Direction: Filter the lines below, copying only those with the string "nebezpečnosti".

Supplied records:
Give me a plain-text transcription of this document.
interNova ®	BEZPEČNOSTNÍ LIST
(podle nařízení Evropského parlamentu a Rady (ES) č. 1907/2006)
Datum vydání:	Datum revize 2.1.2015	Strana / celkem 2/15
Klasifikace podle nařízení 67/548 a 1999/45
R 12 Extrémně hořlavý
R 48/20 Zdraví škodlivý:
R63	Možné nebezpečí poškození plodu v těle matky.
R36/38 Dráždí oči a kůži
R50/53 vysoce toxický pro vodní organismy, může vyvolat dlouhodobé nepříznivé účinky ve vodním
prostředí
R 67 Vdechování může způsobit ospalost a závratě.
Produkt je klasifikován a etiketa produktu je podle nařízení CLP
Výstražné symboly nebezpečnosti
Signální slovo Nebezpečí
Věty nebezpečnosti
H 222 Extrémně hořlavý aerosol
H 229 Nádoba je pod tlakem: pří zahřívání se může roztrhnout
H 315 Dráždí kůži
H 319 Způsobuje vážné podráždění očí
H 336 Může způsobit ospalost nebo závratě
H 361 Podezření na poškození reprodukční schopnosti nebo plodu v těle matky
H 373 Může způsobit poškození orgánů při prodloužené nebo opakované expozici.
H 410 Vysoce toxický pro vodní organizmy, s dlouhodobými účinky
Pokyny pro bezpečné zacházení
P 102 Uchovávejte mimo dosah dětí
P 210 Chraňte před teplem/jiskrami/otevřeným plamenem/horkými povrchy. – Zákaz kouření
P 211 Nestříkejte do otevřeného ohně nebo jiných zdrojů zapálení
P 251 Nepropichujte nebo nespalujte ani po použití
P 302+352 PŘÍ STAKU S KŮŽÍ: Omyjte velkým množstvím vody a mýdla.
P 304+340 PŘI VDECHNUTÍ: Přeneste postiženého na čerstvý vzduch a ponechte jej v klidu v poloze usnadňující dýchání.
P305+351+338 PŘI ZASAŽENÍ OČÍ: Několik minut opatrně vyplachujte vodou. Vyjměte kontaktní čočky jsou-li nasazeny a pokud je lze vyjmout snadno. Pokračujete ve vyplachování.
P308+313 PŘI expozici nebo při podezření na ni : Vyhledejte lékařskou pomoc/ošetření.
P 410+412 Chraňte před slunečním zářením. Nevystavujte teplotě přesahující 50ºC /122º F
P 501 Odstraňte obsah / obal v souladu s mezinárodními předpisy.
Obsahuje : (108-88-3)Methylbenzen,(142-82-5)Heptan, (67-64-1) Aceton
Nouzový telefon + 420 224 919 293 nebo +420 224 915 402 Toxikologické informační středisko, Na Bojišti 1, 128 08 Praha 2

Result of the task:
Výstražné symboly nebezpečnosti
Věty nebezpečnosti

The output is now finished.